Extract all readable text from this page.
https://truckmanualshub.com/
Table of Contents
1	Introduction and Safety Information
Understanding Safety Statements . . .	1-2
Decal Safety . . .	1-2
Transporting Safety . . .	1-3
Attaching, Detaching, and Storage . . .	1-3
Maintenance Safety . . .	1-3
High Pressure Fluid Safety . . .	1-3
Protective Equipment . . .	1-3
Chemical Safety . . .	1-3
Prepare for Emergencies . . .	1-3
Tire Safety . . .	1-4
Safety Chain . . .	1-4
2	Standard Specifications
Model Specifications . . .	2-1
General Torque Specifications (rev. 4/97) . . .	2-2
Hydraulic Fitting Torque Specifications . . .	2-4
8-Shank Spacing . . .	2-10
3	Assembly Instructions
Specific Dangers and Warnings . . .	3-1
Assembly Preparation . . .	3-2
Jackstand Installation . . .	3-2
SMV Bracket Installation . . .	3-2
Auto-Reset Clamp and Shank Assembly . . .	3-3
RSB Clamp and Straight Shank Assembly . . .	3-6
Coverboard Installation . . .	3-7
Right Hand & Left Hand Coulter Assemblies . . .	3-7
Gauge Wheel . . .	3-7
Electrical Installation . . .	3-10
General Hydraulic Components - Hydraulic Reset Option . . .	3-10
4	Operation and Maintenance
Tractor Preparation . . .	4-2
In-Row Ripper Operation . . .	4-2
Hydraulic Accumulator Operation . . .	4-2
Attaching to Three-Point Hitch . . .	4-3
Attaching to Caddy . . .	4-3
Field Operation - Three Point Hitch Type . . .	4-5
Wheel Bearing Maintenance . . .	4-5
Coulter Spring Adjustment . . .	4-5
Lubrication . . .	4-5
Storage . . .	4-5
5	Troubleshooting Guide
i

▶ _Aim of the task_
Above are some records; repeat all of them exactly.

▶ _Worked solution_
Extract all readable text from this page.
https://truckmanualshub.com/
Table of Contents
1	Introduction and Safety Information
Understanding Safety Statements . . .	1-2
Decal Safety . . .	1-2
Transporting Safety . . .	1-3
Attaching, Detaching, and Storage . . .	1-3
Maintenance Safety . . .	1-3
High Pressure Fluid Safety . . .	1-3
Protective Equipment . . .	1-3
Chemical Safety . . .	1-3
Prepare for Emergencies . . .	1-3
Tire Safety . . .	1-4
Safety Chain . . .	1-4
2	Standard Specifications
Model Specifications . . .	2-1
General Torque Specifications (rev. 4/97) . . .	2-2
Hydraulic Fitting Torque Specifications . . .	2-4
8-Shank Spacing . . .	2-10
3	Assembly Instructions
Specific Dangers and Warnings . . .	3-1
Assembly Preparation . . .	3-2
Jackstand Installation . . .	3-2
SMV Bracket Installation . . .	3-2
Auto-Reset Clamp and Shank Assembly . . .	3-3
RSB Clamp and Straight Shank Assembly . . .	3-6
Coverboard Installation . . .	3-7
Right Hand & Left Hand Coulter Assemblies . . .	3-7
Gauge Wheel . . .	3-7
Electrical Installation . . .	3-10
General Hydraulic Components - Hydraulic Reset Option . . .	3-10
4	Operation and Maintenance
Tractor Preparation . . .	4-2
In-Row Ripper Operation . . .	4-2
Hydraulic Accumulator Operation . . .	4-2
Attaching to Three-Point Hitch . . .	4-3
Attaching to Caddy . . .	4-3
Field Operation - Three Point Hitch Type . . .	4-5
Wheel Bearing Maintenance . . .	4-5
Coulter Spring Adjustment . . .	4-5
Lubrication . . .	4-5
Storage . . .	4-5
5	Troubleshooting Guide
i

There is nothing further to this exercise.